> [GIVEN PROBLEM]
Can you transcribe every entry word for word, skipping the images?

> [LISTED ENTRIES]
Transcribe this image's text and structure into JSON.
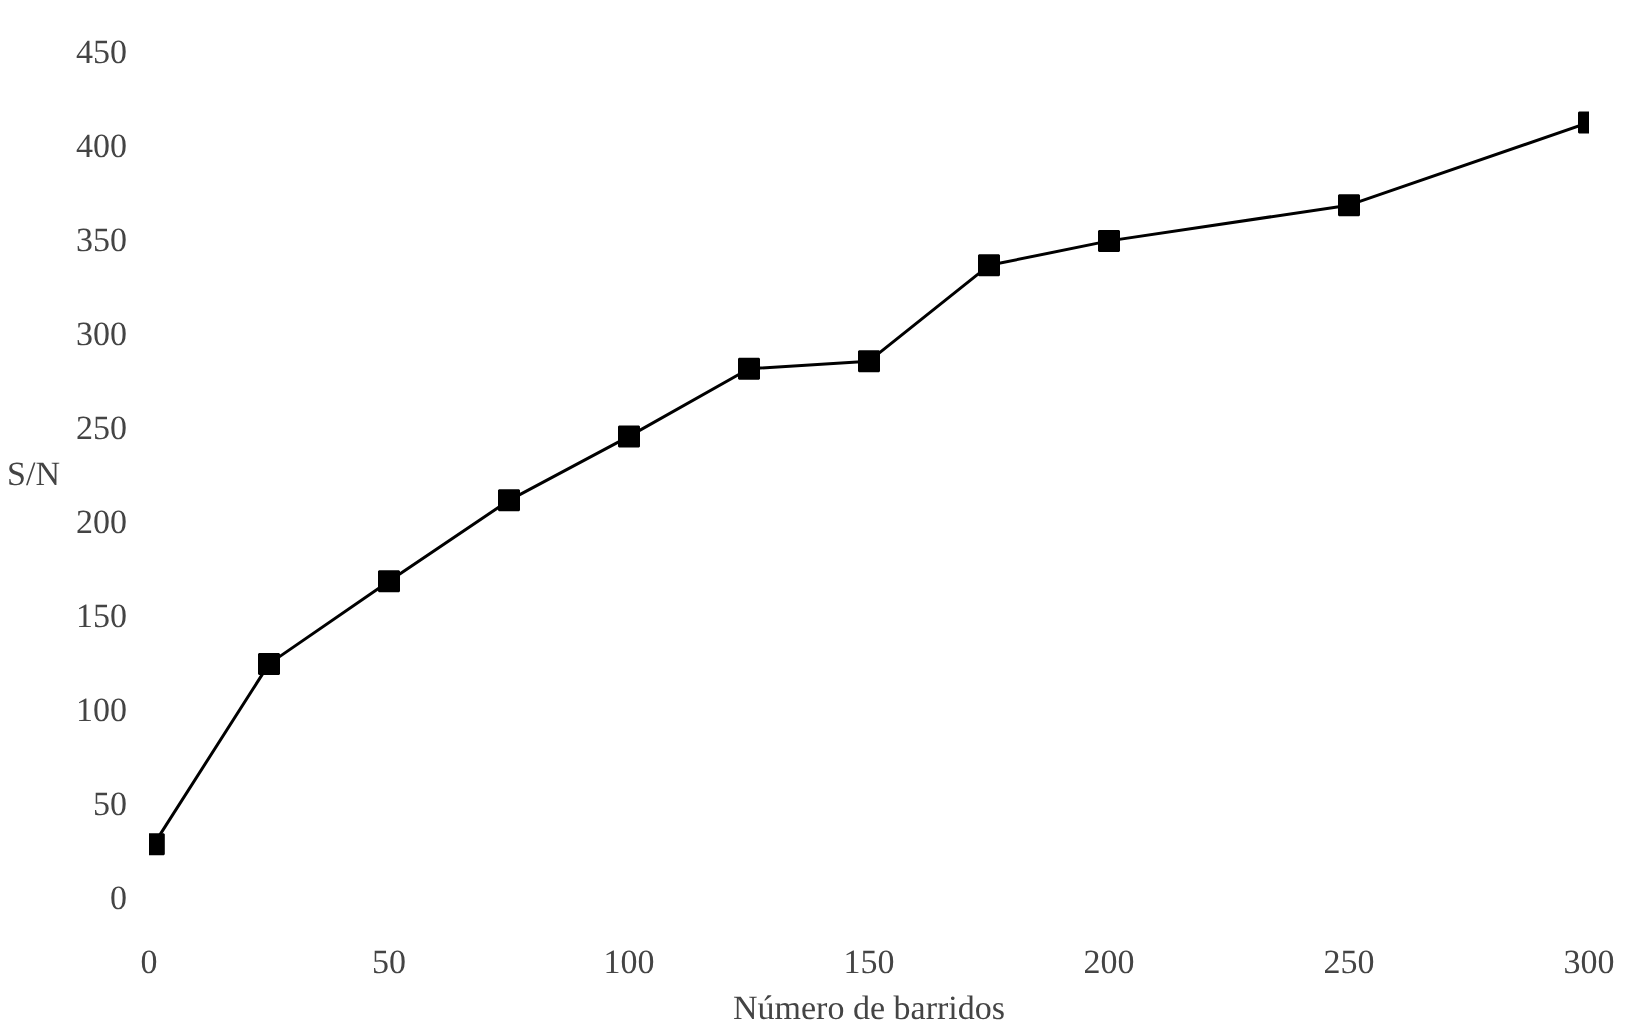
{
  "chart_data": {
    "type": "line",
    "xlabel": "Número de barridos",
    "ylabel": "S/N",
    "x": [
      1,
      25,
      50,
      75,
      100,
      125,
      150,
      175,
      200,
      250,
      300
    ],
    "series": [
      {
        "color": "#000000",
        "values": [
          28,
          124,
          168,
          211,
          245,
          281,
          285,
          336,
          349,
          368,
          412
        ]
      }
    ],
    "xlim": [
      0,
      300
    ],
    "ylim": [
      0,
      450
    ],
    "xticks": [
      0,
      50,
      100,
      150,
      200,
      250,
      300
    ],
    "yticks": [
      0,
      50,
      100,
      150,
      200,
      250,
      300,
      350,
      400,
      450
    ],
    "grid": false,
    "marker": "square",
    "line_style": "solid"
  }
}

> [ANSWER TO THE TASK]
Transcribe this image's text and structure into JSON.
{
  "chart_data": {
    "type": "line",
    "xlabel": "Número de barridos",
    "ylabel": "S/N",
    "x": [
      1,
      25,
      50,
      75,
      100,
      125,
      150,
      175,
      200,
      250,
      300
    ],
    "series": [
      {
        "color": "#000000",
        "values": [
          28,
          124,
          168,
          211,
          245,
          281,
          285,
          336,
          349,
          368,
          412
        ]
      }
    ],
    "xlim": [
      0,
      300
    ],
    "ylim": [
      0,
      450
    ],
    "xticks": [
      0,
      50,
      100,
      150,
      200,
      250,
      300
    ],
    "yticks": [
      0,
      50,
      100,
      150,
      200,
      250,
      300,
      350,
      400,
      450
    ],
    "grid": false,
    "marker": "square",
    "line_style": "solid"
  }
}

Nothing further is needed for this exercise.